Excerpt provided section start

In Vivo Analysis of Protein Crowding in the Nuclear Pore Complex during Interphase and Mitosis

Abstract

The nuclear pore complex (NPC) of eukaryotic cells regulates macromolecular traffic between the cytoplasm and the nucleoplasm. The central channel of the pore is thought to form a crowded hydrophobic environment, due to the high content of Phe-Gly (FG) motifs in pore-forming subunits (Nups), which determines the selectivity of the pore. Here, we analyzed the spatiotemporal formation of crowded environments within the NPC by utilizing a crowding-sensitive fluorescent protein probe (GimRET), which was constructed by fusing ECFP with YFP carrying a single amino acid insertion (YFP-G1). The fluorescent properties of GimRET exhibited sensitivity to high concentrations of protein (> ∼100 mg/mL). When GimRET-fused Nups were expressed in HeLa cells. The FRET signal in the nuclear envelop revealed that the extent of crowding is different among Nups. Nups located in the outer rim of the pore (Nups50, 153, 214 and 358) exist in a highly crowded environment, whereas Nups located in the middle channel (Nups54, 58 and 62) exhibited a minimal crowding, suggesting that a large entropic barrier exits at both ends of the pore. We also investigated the formation of a crowded environment during post-mitotic reassembly of the NPC. Quantitative analysis of the probe signals from metaphase to G1 phase indicated that some Nups are in a less crowded environment when dispersed in the cytoplasm at metaphase than when assembled in the NPC during interphase. However, some Nups exhibit a similar amount of crowding in both cases, suggesting that some Nups remain in subcomplexes, but others dissociate during mitosis. In addition, a lag period between the localization of Nups around the chromatin surface and the detection of crowding suggests that there is a dynamic rearrangement of Nups after assembly on the chromatin surface.

Excerpt provided section end
Records shown section start

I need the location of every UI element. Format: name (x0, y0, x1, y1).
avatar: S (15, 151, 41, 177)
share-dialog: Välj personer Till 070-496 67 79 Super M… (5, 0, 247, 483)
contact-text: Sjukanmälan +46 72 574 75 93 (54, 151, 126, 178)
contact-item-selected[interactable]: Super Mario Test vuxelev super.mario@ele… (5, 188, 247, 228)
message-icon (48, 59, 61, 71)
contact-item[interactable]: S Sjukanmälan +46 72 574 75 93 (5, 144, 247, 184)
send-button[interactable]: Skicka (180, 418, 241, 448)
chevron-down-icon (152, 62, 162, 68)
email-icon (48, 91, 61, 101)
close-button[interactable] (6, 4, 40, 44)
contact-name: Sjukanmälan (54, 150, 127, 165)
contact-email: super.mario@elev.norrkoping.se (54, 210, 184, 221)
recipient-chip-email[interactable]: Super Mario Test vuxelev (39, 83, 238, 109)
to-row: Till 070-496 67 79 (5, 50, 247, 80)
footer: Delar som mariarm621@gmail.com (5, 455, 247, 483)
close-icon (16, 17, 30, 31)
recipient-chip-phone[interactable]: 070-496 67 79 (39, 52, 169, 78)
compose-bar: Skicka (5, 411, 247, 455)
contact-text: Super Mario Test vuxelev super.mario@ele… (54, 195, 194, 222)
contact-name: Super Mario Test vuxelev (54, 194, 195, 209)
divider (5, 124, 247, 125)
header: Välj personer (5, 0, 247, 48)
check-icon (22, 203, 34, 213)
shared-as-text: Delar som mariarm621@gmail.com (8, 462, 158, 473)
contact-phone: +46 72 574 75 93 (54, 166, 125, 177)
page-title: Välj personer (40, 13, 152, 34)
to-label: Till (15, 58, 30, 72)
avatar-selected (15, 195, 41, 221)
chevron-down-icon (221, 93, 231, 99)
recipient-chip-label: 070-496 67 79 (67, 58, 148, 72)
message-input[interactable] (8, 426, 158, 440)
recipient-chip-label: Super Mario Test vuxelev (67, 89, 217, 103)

Records shown section end

Actions to take
1. According to the abstract on protein crowding in the nuclear pore complex, which Nups are located in the outer rim of the pore?
2. In the abstract on protein crowding in the nuclear pore complex, how was the probe GimRET constructed?
The records play no part in the work here.

Written responses
1. Nup50, Nup153, Nup214, and Nup358.

2. By fusing ECFP with YFP carrying a single amino acid insertion (YFP-G1).